* _Job_
Look for the string "signal" in every line, and copy each line that has it.

____

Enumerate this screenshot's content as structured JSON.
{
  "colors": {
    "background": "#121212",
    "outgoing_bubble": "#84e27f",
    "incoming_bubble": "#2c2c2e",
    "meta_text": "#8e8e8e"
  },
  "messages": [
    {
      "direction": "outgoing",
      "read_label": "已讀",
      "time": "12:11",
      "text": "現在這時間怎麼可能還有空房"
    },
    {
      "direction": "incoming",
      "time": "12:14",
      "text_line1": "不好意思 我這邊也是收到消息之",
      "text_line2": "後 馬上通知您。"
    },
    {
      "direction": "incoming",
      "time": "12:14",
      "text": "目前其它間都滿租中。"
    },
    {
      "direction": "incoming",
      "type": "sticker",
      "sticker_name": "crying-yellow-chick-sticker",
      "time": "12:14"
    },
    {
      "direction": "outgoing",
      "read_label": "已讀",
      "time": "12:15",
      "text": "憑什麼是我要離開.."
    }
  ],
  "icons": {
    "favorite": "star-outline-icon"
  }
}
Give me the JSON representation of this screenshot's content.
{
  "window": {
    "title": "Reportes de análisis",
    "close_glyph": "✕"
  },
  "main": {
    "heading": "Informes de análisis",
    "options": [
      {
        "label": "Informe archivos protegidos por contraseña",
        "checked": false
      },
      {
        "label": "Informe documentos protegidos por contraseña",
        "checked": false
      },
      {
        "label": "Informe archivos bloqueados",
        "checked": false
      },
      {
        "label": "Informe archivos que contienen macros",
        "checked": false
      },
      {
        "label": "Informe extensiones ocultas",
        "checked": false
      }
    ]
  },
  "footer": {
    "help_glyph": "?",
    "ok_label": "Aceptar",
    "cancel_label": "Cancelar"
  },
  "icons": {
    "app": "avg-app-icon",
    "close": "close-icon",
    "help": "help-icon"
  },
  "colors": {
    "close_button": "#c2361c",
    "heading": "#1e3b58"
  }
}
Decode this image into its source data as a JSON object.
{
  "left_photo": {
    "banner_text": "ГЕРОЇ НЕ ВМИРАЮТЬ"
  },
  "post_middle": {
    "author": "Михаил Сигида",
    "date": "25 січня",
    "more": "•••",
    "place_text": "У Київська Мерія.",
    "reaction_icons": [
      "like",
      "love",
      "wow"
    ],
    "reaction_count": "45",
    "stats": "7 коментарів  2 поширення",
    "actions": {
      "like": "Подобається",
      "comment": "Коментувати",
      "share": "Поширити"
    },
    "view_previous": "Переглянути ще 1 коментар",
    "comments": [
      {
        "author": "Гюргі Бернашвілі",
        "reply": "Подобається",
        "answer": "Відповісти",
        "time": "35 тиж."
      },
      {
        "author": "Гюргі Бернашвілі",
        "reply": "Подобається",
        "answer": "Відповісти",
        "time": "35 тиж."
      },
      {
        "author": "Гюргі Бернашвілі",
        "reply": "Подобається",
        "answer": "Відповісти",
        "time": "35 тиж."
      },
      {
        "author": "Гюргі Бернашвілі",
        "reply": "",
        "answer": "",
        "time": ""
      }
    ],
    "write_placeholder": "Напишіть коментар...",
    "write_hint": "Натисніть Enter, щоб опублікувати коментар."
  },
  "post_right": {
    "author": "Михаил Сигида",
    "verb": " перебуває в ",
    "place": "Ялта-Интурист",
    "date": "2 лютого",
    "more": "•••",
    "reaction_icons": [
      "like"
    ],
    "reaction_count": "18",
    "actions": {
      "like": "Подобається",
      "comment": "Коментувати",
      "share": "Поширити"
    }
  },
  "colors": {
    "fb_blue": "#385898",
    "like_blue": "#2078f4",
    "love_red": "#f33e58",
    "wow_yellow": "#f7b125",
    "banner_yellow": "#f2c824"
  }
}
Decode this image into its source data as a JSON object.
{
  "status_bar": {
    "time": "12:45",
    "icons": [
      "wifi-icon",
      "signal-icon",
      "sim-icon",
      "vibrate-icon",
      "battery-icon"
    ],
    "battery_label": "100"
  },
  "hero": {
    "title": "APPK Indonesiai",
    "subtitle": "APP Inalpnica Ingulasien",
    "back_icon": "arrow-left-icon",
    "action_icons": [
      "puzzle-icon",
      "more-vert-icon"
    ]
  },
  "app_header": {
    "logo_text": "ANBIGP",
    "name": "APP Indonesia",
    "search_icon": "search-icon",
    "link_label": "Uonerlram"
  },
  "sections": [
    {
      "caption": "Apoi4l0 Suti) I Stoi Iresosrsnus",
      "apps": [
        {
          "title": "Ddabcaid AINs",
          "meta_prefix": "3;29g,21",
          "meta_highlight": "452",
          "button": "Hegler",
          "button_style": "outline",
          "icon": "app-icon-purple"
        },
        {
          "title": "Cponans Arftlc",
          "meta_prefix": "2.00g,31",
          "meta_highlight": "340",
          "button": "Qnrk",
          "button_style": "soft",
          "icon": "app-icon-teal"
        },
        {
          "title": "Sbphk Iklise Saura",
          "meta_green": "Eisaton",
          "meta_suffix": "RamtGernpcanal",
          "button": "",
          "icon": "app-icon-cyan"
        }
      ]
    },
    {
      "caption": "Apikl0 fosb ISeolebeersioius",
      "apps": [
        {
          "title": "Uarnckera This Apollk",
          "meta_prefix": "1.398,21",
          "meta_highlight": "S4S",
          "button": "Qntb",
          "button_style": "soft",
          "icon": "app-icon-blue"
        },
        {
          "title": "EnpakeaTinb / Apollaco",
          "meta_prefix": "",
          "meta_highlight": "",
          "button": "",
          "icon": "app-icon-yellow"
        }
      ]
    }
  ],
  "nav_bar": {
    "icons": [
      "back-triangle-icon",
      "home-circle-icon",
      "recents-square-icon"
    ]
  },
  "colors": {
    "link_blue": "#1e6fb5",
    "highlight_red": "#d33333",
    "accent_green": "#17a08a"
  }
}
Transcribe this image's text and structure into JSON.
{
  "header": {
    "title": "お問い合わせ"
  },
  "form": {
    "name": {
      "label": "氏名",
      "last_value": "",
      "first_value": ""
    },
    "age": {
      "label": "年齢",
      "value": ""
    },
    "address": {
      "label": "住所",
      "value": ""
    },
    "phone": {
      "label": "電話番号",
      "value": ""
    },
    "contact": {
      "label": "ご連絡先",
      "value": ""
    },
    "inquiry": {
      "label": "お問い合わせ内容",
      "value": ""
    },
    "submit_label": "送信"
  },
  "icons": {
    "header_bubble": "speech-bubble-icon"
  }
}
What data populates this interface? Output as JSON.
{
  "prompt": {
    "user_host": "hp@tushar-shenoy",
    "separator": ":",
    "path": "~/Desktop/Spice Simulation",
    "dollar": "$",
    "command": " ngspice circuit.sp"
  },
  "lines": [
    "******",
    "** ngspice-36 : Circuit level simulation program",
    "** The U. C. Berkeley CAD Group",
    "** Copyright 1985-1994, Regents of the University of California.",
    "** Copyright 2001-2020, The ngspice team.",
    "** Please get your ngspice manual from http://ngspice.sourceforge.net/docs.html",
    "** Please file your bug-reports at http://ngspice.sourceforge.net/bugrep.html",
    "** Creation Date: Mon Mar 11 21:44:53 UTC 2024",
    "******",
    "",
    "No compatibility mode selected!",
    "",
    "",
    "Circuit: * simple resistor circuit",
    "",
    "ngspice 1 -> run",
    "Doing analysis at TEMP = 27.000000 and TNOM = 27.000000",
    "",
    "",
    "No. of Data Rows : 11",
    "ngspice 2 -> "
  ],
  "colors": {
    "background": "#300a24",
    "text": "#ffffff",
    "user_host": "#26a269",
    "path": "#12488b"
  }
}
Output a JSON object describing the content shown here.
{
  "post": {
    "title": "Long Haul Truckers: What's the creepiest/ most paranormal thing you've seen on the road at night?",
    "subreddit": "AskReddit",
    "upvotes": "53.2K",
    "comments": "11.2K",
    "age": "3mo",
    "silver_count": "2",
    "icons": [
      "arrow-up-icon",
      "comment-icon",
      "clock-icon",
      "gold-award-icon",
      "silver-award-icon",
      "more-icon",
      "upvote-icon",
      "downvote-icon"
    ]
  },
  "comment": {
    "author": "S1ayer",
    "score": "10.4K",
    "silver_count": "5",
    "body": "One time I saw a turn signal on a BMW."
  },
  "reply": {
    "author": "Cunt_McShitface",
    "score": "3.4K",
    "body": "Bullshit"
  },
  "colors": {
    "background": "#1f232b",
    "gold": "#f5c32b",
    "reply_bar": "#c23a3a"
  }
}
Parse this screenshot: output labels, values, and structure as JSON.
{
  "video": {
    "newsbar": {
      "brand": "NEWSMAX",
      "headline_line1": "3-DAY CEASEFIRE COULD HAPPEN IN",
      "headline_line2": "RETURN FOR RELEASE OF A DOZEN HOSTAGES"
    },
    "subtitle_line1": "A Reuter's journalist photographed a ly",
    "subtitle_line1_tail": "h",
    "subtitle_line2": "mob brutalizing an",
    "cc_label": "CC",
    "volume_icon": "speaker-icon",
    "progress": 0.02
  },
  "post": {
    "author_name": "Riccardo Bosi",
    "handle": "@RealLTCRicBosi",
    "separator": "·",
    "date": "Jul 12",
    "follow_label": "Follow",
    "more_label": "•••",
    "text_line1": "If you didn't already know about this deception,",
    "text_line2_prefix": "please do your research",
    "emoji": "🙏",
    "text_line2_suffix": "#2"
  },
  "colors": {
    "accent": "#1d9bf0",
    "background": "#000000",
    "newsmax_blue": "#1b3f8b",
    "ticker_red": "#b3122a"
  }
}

____

* _Final result_
      "signal-icon",
    "body": "One time I saw a turn signal on a BMW."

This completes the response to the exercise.